● Directions: Transcribe every record that appears below, exactly and in full.

● Input for this task:
--------------------
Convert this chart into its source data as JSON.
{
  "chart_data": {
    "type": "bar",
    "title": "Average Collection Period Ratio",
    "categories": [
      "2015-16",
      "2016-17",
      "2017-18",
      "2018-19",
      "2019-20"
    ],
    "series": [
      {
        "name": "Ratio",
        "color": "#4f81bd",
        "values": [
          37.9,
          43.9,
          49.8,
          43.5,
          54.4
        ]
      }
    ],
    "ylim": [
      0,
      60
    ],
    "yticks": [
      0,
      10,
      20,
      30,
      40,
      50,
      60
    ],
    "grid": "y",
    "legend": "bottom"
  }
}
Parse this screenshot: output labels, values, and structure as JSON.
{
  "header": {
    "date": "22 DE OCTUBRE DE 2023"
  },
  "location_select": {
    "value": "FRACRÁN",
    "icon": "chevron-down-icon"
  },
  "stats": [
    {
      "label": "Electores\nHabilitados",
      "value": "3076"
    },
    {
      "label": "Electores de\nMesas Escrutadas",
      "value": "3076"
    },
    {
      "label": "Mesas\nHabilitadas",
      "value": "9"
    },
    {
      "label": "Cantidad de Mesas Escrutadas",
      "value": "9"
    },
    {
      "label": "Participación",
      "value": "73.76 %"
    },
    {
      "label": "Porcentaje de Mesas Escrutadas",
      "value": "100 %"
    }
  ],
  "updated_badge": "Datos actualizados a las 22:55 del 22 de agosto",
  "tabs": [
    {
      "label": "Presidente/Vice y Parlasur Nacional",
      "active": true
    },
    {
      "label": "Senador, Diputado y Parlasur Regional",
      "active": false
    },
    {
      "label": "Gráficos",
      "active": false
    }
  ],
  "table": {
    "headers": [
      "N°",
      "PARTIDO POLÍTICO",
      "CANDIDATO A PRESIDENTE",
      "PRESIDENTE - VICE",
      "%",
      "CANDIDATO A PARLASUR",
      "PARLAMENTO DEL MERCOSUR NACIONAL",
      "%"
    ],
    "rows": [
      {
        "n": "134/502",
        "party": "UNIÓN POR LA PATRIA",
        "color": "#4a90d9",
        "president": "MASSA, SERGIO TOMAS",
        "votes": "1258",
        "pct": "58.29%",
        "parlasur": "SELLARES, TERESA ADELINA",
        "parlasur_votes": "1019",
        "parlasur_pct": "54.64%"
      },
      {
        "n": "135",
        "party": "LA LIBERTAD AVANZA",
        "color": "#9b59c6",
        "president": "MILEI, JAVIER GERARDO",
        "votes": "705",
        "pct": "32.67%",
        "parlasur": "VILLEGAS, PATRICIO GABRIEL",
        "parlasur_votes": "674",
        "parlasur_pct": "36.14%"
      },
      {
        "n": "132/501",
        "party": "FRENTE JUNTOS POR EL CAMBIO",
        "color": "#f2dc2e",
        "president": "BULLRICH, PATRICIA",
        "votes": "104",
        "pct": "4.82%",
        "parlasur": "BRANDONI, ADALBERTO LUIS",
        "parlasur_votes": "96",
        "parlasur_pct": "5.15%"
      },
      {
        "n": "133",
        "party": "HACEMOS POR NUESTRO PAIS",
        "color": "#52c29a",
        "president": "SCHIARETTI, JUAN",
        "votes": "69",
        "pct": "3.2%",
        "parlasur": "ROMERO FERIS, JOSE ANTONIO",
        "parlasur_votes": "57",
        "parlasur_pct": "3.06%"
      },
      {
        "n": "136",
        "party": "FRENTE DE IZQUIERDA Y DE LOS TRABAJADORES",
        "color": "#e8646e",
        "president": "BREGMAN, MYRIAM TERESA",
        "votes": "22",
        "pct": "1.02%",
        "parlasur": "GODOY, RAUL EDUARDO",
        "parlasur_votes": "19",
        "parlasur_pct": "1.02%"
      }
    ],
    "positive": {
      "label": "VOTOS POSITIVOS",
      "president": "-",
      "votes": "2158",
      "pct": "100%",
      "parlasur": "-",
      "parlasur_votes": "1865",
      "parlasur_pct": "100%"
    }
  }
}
--------------------
● Solution to this problem:
Convert this chart into its source data as JSON.
{
  "chart_data": {
    "type": "bar",
    "title": "Average Collection Period Ratio",
    "categories": [
      "2015-16",
      "2016-17",
      "2017-18",
      "2018-19",
      "2019-20"
    ],
    "series": [
      {
        "name": "Ratio",
        "color": "#4f81bd",
        "values": [
          37.9,
          43.9,
          49.8,
          43.5,
          54.4
        ]
      }
    ],
    "ylim": [
      0,
      60
    ],
    "yticks": [
      0,
      10,
      20,
      30,
      40,
      50,
      60
    ],
    "grid": "y",
    "legend": "bottom"
  }
}
Parse this screenshot: output labels, values, and structure as JSON.
{
  "header": {
    "date": "22 DE OCTUBRE DE 2023"
  },
  "location_select": {
    "value": "FRACRÁN",
    "icon": "chevron-down-icon"
  },
  "stats": [
    {
      "label": "Electores\nHabilitados",
      "value": "3076"
    },
    {
      "label": "Electores de\nMesas Escrutadas",
      "value": "3076"
    },
    {
      "label": "Mesas\nHabilitadas",
      "value": "9"
    },
    {
      "label": "Cantidad de Mesas Escrutadas",
      "value": "9"
    },
    {
      "label": "Participación",
      "value": "73.76 %"
    },
    {
      "label": "Porcentaje de Mesas Escrutadas",
      "value": "100 %"
    }
  ],
  "updated_badge": "Datos actualizados a las 22:55 del 22 de agosto",
  "tabs": [
    {
      "label": "Presidente/Vice y Parlasur Nacional",
      "active": true
    },
    {
      "label": "Senador, Diputado y Parlasur Regional",
      "active": false
    },
    {
      "label": "Gráficos",
      "active": false
    }
  ],
  "table": {
    "headers": [
      "N°",
      "PARTIDO POLÍTICO",
      "CANDIDATO A PRESIDENTE",
      "PRESIDENTE - VICE",
      "%",
      "CANDIDATO A PARLASUR",
      "PARLAMENTO DEL MERCOSUR NACIONAL",
      "%"
    ],
    "rows": [
      {
        "n": "134/502",
        "party": "UNIÓN POR LA PATRIA",
        "color": "#4a90d9",
        "president": "MASSA, SERGIO TOMAS",
        "votes": "1258",
        "pct": "58.29%",
        "parlasur": "SELLARES, TERESA ADELINA",
        "parlasur_votes": "1019",
        "parlasur_pct": "54.64%"
      },
      {
        "n": "135",
        "party": "LA LIBERTAD AVANZA",
        "color": "#9b59c6",
        "president": "MILEI, JAVIER GERARDO",
        "votes": "705",
        "pct": "32.67%",
        "parlasur": "VILLEGAS, PATRICIO GABRIEL",
        "parlasur_votes": "674",
        "parlasur_pct": "36.14%"
      },
      {
        "n": "132/501",
        "party": "FRENTE JUNTOS POR EL CAMBIO",
        "color": "#f2dc2e",
        "president": "BULLRICH, PATRICIA",
        "votes": "104",
        "pct": "4.82%",
        "parlasur": "BRANDONI, ADALBERTO LUIS",
        "parlasur_votes": "96",
        "parlasur_pct": "5.15%"
      },
      {
        "n": "133",
        "party": "HACEMOS POR NUESTRO PAIS",
        "color": "#52c29a",
        "president": "SCHIARETTI, JUAN",
        "votes": "69",
        "pct": "3.2%",
        "parlasur": "ROMERO FERIS, JOSE ANTONIO",
        "parlasur_votes": "57",
        "parlasur_pct": "3.06%"
      },
      {
        "n": "136",
        "party": "FRENTE DE IZQUIERDA Y DE LOS TRABAJADORES",
        "color": "#e8646e",
        "president": "BREGMAN, MYRIAM TERESA",
        "votes": "22",
        "pct": "1.02%",
        "parlasur": "GODOY, RAUL EDUARDO",
        "parlasur_votes": "19",
        "parlasur_pct": "1.02%"
      }
    ],
    "positive": {
      "label": "VOTOS POSITIVOS",
      "president": "-",
      "votes": "2158",
      "pct": "100%",
      "parlasur": "-",
      "parlasur_votes": "1865",
      "parlasur_pct": "100%"
    }
  }
}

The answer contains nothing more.